> [Document passage]
* * * * * * * * *

February 20, 2010

Baked Falafel

So we've come to learn the bad news we got earlier, isn't much of a kink in our style after all. Especially not when it means eating all the falafel you possibly can. Which might be a lot if you are allowed to fill the hole your pancreas left behind. 

This has got to be a super food. Not an ounce of bad anything. Just protein protein protein, vegetables, herbs. But how can that combination taste any good? Well, traditional and restaurant falafel is fried. 

But lord knows we are not that kind of joint. I don't necessarily oppose deep frying for health reasons, but omg, the TIME! the MESS! the WASTE! of oil that gets dumped down the drain [or responsibly disposed in a glass jar/trash].

Baking. That's the way to go. And yes, you can get a crispy exterior. Just pre-heat your baking sheet and oil in the oven so that when the patties make contact, they sizzle and brown. Perfect for our friend Jason, who's NEVER tried falafel since giving up fried food entirely.

Wow, I guess this is now potentially the second recipe on this blog at the butt of ball jokes. Though technically they are patties. The spoonula was clutch to forming those perfect patties. I'm pretty sure it's in the lead for MVP kitchen utensil. Who doesn't love a great big red combination spatula and spoon?

Baked Falafel
Adapted from Kalyn's Kitchen
Makes 14-18 'fels

1 cup dried chickpeas or 3 cups canned (two 15oz cans)
1 cup chopped onion
4 tablespoons chopped cilantro
2-4 tablespoons chopped parsley (completely optional for parsley haters; aka me)
1 teaspoon salt
4 cloves minced garlic
1 teaspoon ground cumin
1 teaspoon baking powder
4 tablespoons whole wheat (or all-purpose) flour, more if your balls don't stick together
olive oil, for baking sheet

1. Soak dried chickpeas in cold water for at least 8 hours, or over night. After chickpeas are well-softened, drain well. If using canned, rinse peas well.

2. Put chickpeas, onion, parsley, cilantro, salt, garlic, and cumin into bowl of a food processor with the steel blade attached. Pulse until mixture is well-chopped and combined, but not pureed together. My processor is a 9-cup model, so it works much better to do one half of the ingredients at a time, you will get a more even blend across particles.

3. Sprinkle over baking powder and flour and pulse a few more times to combine. Test one ball to see if mixture holds together, and if not add more flour until it does. (I didn't need to add more flour.) Put mixture into a plastic bowl with a tight-fitting lid and chill several hours or overnight (optional).

4. When ready to bake Falafel, spray or drizzle olive oil onto your baking sheet and preheat oven to 400° with your sheet inside.

5. Shape the mixture into balls, pressing each one flat with your hands and forming into a patty not quite 1/2 inch thick. Put patties on pan and bake until lightly browned flipping after 12 minutes, about 22-24 minutes total. Serve warm with yogurt sauce:

Yogurt Sauce
Tangy, delicious, whatever you have on hand:

Basic sauce starts with a single serving cup of plain yogurt. Then add to taste:

  • Chopped onion
  • Minced garlic
  • (Or possibly shallot to kill two birds with one stone)
  • Cumin - plenty
  • Cilantro - plenty
  • Parsley - unless you despise it
  • Tahini
  • Squeeze of lemon juice

Stir to combine and enjoy!


Christine said...

Made these tonight! Very good! I made the yogurt sauce as well, very garlicky. I just went with the garlic, a leek, a shake or two of cumin and the must have lemon juice. Thanks!

Erin22 said...

Thanks for this! I found your blog after it was spotlighted (spot-lit?) on thekitchn's Twitter thing...

I made the falafel tonight (just estimated amounts, but it worked) and made a modified sauce - had to use sour cream because it's all I had, added cumin, lemon juice, minced garlic, and Goya sofrito base instead of cilantro (again, what I had) and it turned out fabulous!

I served the patties in tortillas with diced cucumber, and loved it! (The boy liked it too.) Thanks!

* * * * * * * * *

> [Supplied data]
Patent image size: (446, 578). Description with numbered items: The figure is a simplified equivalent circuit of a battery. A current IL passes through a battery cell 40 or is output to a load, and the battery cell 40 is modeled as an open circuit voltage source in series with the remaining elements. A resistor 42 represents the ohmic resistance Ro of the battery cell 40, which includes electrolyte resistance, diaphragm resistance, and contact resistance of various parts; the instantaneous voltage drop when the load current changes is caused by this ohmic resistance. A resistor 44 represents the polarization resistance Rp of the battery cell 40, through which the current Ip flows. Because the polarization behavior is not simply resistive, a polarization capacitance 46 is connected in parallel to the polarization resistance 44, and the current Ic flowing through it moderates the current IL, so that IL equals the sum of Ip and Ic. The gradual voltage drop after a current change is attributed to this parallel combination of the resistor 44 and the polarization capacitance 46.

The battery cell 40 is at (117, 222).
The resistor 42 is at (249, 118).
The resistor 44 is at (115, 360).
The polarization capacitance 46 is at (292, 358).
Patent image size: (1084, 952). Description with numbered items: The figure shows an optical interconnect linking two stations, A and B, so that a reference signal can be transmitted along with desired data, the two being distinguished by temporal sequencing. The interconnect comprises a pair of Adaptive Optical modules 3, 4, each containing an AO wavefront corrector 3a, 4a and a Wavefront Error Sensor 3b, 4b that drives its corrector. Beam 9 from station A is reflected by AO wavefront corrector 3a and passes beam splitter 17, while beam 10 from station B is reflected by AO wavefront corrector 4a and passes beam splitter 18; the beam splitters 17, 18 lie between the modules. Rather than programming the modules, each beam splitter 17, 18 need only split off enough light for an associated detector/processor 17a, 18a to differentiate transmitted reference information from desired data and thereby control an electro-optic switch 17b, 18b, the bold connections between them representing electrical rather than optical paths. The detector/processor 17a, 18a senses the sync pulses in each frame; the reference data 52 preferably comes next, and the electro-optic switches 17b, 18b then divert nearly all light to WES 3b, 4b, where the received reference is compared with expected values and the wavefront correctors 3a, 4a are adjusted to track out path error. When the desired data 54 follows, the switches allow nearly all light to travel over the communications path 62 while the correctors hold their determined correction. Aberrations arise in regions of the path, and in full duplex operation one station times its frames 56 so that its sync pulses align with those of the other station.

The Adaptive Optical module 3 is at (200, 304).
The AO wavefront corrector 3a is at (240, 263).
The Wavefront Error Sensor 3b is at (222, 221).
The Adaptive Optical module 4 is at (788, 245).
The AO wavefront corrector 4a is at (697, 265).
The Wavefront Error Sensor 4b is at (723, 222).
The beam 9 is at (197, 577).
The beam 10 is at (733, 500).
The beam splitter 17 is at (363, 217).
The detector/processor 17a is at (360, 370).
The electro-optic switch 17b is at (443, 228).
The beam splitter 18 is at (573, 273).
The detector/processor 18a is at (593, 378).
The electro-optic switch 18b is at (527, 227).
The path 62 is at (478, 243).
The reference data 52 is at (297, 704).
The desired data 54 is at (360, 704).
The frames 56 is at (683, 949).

* * * * * * * * *

> [Task item A] In the baked falafel post, give the text between "Erin22 said..." and "it too.) Thanks!", inclusive, again, changing "sour cream" to "Greek yogurt".
> [Task item B] In the baked falafel post, after how many minutes are the patties flipped during baking?
> [Task item C] Rewrite the baked falafel post's paragraph that begins "3. Sprinkle over baking powder and flour" as a short list.

> [Reply A]
Erin22 said...

Thanks for this! I found your blog after it was spotlighted (spot-lit?) on thekitchn's Twitter thing...

I made the falafel tonight (just estimated amounts, but it worked) and made a modified sauce - had to use Greek yogurt because it's all I had, added cumin, lemon juice, minced garlic, and Goya sofrito base instead of cilantro (again, what I had) and it turned out fabulous!

I served the patties in tortillas with diced cucumber, and loved it! (The boy liked it too.) Thanks!

> [Reply B] After 12 minutes.

> [Reply C]
- Sprinkle baking powder and flour over the mixture and pulse a few times to combine.
- Test one ball. If it doesn't hold together, add flour until it does. The writer didn't need any extra.
- Optionally, chill the mixture for several hours or overnight in a plastic bowl with a tight-fitting lid.